### Page
━━━━━━━━━━━━━━━━━━━━
One of the more challenging storytelling needles to thread is that of the thing that is spoken of dramatically but never seen. It can be risky to actually show the thing, because after all the buildup, you don’t want to risk disappointing the viewer by not living up to what their imagination already came up with about it.
Sometimes the best solution is to never see it, which is why, for example, the producers of Frasier never once actually put Niles Crane’s wife Maris on camera. And, to be fair, sometimes seeing it does work. Indeed, Star Trek has two excellent examples: Boothby, the Starfleet Academy groundskeeper first mentioned in TNG’s “Final Mission” and referenced a couple more times before being seen in “The First Duty,” where he was absolutely perfectly rendered by actor Ray Walston and writer Ronald D. Moore; and Quark’s cousin Gaila, first mentioned in DS9’s “Civil Defense,” and also referenced several times again before showing up, beautifully played by Josh Pais and written by Bradley Thompson & David Weddle, in “Business as Usual.”
Alas, Lower Decks has rolled craps with their equivalent. We’d been hearing about Starbase 80 a few times before Mariner was assigned there as a punishment in “Trusted Sources,” and it so totally didn’t work. And then, with only one season left, the producers of LD decided that they’d waste an entire episode showing us Starbase 80.
━━━━━━━━━━━━━━━━━━━━
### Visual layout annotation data
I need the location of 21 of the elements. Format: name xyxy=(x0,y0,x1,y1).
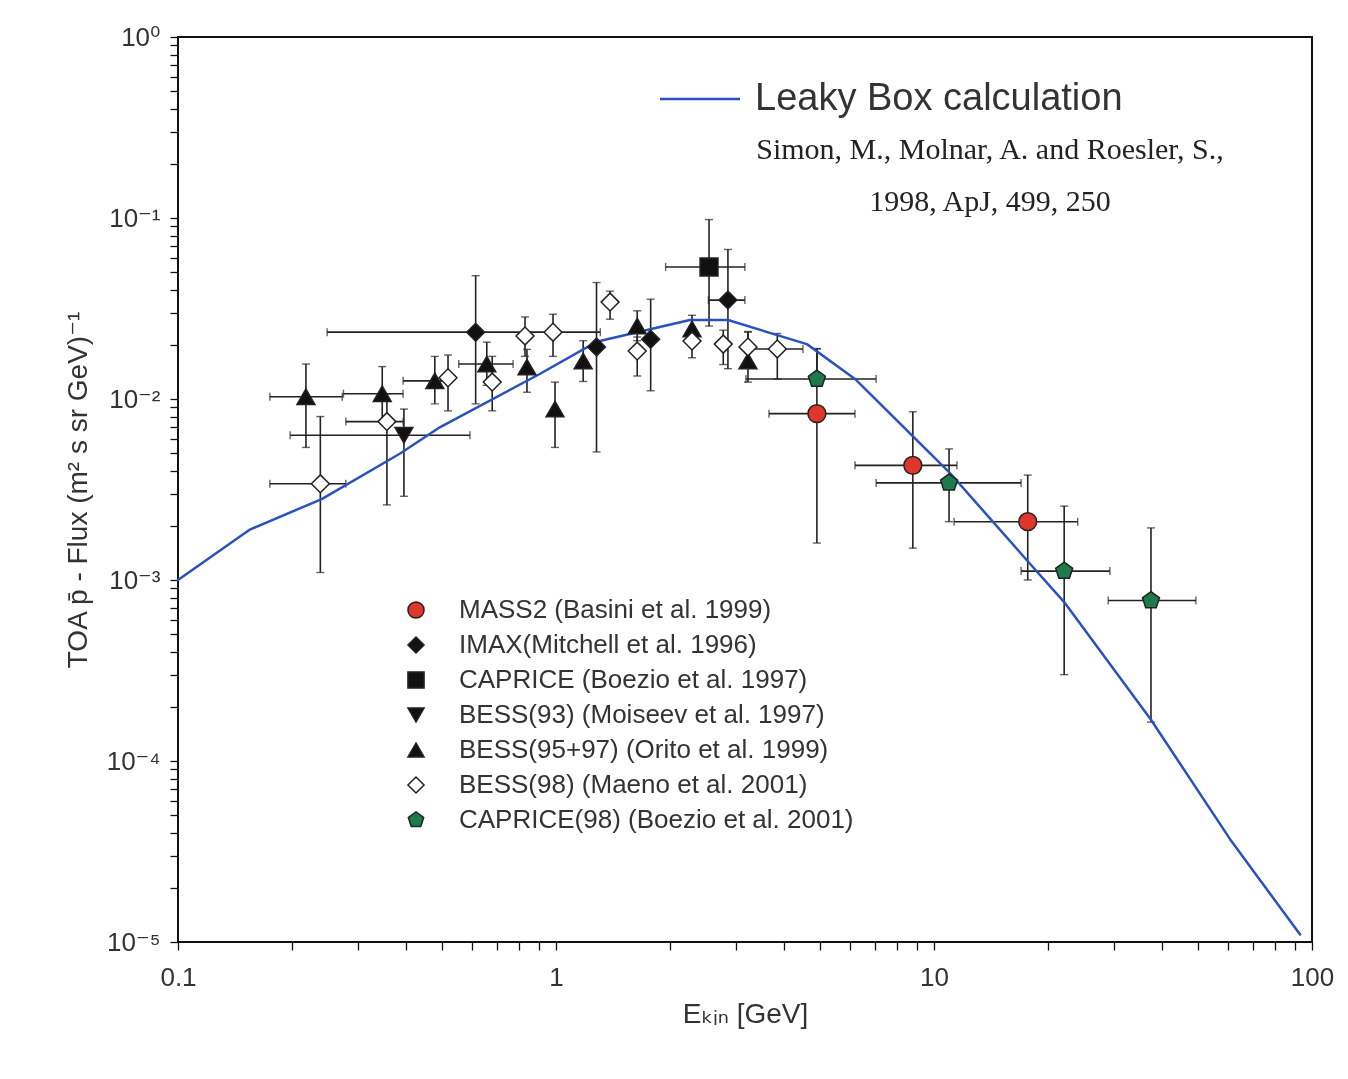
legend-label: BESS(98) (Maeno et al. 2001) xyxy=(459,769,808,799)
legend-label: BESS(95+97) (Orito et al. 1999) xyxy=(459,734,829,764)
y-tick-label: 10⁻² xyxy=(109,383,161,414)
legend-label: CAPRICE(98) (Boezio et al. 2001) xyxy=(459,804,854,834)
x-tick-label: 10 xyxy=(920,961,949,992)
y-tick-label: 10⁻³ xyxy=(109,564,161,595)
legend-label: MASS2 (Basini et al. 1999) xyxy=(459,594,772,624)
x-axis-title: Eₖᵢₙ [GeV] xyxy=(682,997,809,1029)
━━━━━━━━━━━━━━━━━━━━
### Written problem A
List every episode title that the Star Trek commentary mentions by name.
### Written problem B
According to the Star Trek commentary, which actor played Boothby in "The First Duty"?
### Written problem C
Resume the Star Trek commentary after its final sentence.

### Exercise output A
"Final Mission," "The First Duty," "Civil Defense," "Business as Usual," "Trusted Sources"

### Exercise output B
Ray Walston

### Exercise output C
Look, I get it. This is a comedy. They want to do funny things. And I’m sure several people thought, “What would a backwater starbase really look like?” As we see here, it’s mostly just an excuse to show twenty-second- and twenty-third-century tech. They still use wall intercoms like they did on the original series! They have to cover themselves in decon gel before using the transporter just like they did on Enterprise! And the personnel still wear Enterprise-era uniforms even though those uniforms are from a completely different service for a government that doesn’t exist anymore! (The Starfleet of Enterprise was the space exploration arm of United Earth. The Starfleet of LD—and all the other Trek shows—is the military/space exploration arm of the United Federation of Planets. Starfleet personnel wearing those blue uniforms is like contemporary U.S. Army personnel wearing the uniforms of the Texas Rangers from 1846 while on duty. There is no circumstance under which it would happen.)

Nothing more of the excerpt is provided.